Every record below should be transcribed exactly. Omit the images.

::::::::

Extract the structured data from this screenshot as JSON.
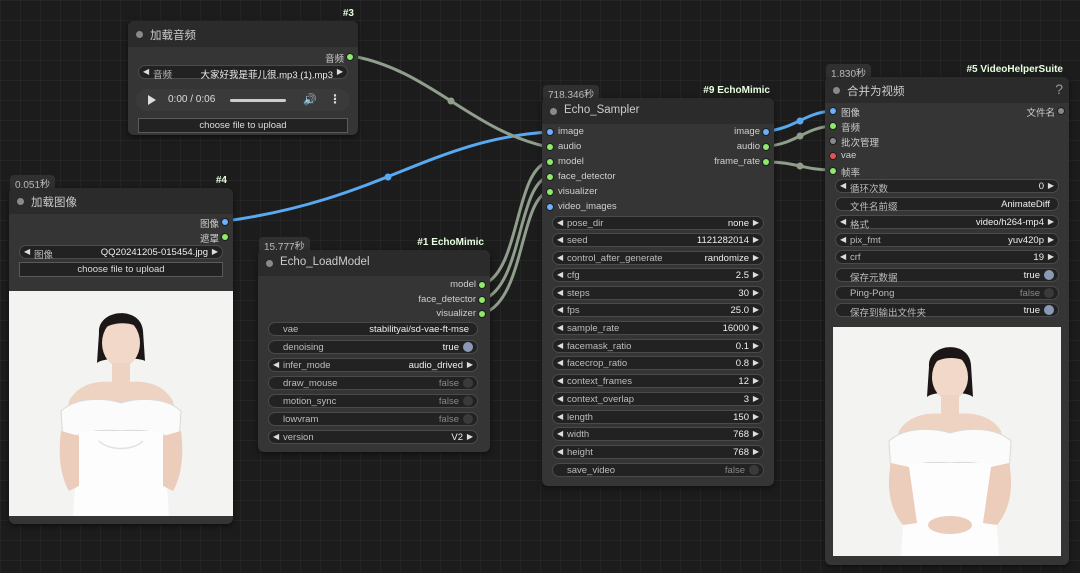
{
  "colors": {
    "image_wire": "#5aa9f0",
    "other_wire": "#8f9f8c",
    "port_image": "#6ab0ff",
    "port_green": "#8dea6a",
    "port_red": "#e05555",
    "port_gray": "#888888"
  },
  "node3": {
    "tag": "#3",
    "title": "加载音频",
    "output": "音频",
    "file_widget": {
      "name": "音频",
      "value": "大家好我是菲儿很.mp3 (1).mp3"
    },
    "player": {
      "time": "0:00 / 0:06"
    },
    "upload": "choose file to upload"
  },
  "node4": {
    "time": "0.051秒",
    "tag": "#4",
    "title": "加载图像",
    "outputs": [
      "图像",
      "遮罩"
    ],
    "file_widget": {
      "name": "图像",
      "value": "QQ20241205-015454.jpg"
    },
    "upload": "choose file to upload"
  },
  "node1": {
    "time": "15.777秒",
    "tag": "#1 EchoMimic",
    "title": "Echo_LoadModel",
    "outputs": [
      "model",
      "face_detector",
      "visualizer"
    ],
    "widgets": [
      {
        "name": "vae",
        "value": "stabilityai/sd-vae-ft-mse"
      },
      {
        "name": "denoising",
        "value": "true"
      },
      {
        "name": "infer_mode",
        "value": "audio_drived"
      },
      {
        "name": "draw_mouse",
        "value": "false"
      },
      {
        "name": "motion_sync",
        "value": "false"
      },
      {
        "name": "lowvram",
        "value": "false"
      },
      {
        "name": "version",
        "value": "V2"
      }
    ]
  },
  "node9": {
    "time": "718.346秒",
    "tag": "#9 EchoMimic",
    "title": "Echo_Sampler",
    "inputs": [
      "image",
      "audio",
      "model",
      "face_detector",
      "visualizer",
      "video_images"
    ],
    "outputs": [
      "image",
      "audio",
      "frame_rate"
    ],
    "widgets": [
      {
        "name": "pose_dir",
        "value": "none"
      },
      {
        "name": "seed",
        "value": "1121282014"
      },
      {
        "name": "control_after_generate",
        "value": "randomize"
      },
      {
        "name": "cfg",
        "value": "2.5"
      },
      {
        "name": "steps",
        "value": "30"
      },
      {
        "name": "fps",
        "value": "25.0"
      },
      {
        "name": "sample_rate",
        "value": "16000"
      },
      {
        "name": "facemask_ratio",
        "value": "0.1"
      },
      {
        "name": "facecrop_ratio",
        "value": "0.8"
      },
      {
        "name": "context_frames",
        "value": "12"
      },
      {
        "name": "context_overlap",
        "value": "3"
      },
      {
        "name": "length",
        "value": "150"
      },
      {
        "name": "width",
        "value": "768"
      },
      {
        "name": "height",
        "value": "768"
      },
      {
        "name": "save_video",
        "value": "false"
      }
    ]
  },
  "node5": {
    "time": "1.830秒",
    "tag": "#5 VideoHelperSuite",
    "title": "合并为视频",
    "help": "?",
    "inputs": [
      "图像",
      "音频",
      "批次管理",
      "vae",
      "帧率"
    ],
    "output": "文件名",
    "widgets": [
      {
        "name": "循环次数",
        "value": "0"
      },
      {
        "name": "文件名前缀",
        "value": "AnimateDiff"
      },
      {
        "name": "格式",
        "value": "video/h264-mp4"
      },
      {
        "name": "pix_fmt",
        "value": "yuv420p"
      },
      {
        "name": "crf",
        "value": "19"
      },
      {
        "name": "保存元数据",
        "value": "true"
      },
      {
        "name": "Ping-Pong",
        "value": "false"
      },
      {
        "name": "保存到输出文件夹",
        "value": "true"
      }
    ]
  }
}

::::::::

Finished task ::
Extract the structured data from this screenshot as JSON.
{
  "colors": {
    "image_wire": "#5aa9f0",
    "other_wire": "#8f9f8c",
    "port_image": "#6ab0ff",
    "port_green": "#8dea6a",
    "port_red": "#e05555",
    "port_gray": "#888888"
  },
  "node3": {
    "tag": "#3",
    "title": "加载音频",
    "output": "音频",
    "file_widget": {
      "name": "音频",
      "value": "大家好我是菲儿很.mp3 (1).mp3"
    },
    "player": {
      "time": "0:00 / 0:06"
    },
    "upload": "choose file to upload"
  },
  "node4": {
    "time": "0.051秒",
    "tag": "#4",
    "title": "加载图像",
    "outputs": [
      "图像",
      "遮罩"
    ],
    "file_widget": {
      "name": "图像",
      "value": "QQ20241205-015454.jpg"
    },
    "upload": "choose file to upload"
  },
  "node1": {
    "time": "15.777秒",
    "tag": "#1 EchoMimic",
    "title": "Echo_LoadModel",
    "outputs": [
      "model",
      "face_detector",
      "visualizer"
    ],
    "widgets": [
      {
        "name": "vae",
        "value": "stabilityai/sd-vae-ft-mse"
      },
      {
        "name": "denoising",
        "value": "true"
      },
      {
        "name": "infer_mode",
        "value": "audio_drived"
      },
      {
        "name": "draw_mouse",
        "value": "false"
      },
      {
        "name": "motion_sync",
        "value": "false"
      },
      {
        "name": "lowvram",
        "value": "false"
      },
      {
        "name": "version",
        "value": "V2"
      }
    ]
  },
  "node9": {
    "time": "718.346秒",
    "tag": "#9 EchoMimic",
    "title": "Echo_Sampler",
    "inputs": [
      "image",
      "audio",
      "model",
      "face_detector",
      "visualizer",
      "video_images"
    ],
    "outputs": [
      "image",
      "audio",
      "frame_rate"
    ],
    "widgets": [
      {
        "name": "pose_dir",
        "value": "none"
      },
      {
        "name": "seed",
        "value": "1121282014"
      },
      {
        "name": "control_after_generate",
        "value": "randomize"
      },
      {
        "name": "cfg",
        "value": "2.5"
      },
      {
        "name": "steps",
        "value": "30"
      },
      {
        "name": "fps",
        "value": "25.0"
      },
      {
        "name": "sample_rate",
        "value": "16000"
      },
      {
        "name": "facemask_ratio",
        "value": "0.1"
      },
      {
        "name": "facecrop_ratio",
        "value": "0.8"
      },
      {
        "name": "context_frames",
        "value": "12"
      },
      {
        "name": "context_overlap",
        "value": "3"
      },
      {
        "name": "length",
        "value": "150"
      },
      {
        "name": "width",
        "value": "768"
      },
      {
        "name": "height",
        "value": "768"
      },
      {
        "name": "save_video",
        "value": "false"
      }
    ]
  },
  "node5": {
    "time": "1.830秒",
    "tag": "#5 VideoHelperSuite",
    "title": "合并为视频",
    "help": "?",
    "inputs": [
      "图像",
      "音频",
      "批次管理",
      "vae",
      "帧率"
    ],
    "output": "文件名",
    "widgets": [
      {
        "name": "循环次数",
        "value": "0"
      },
      {
        "name": "文件名前缀",
        "value": "AnimateDiff"
      },
      {
        "name": "格式",
        "value": "video/h264-mp4"
      },
      {
        "name": "pix_fmt",
        "value": "yuv420p"
      },
      {
        "name": "crf",
        "value": "19"
      },
      {
        "name": "保存元数据",
        "value": "true"
      },
      {
        "name": "Ping-Pong",
        "value": "false"
      },
      {
        "name": "保存到输出文件夹",
        "value": "true"
      }
    ]
  }
}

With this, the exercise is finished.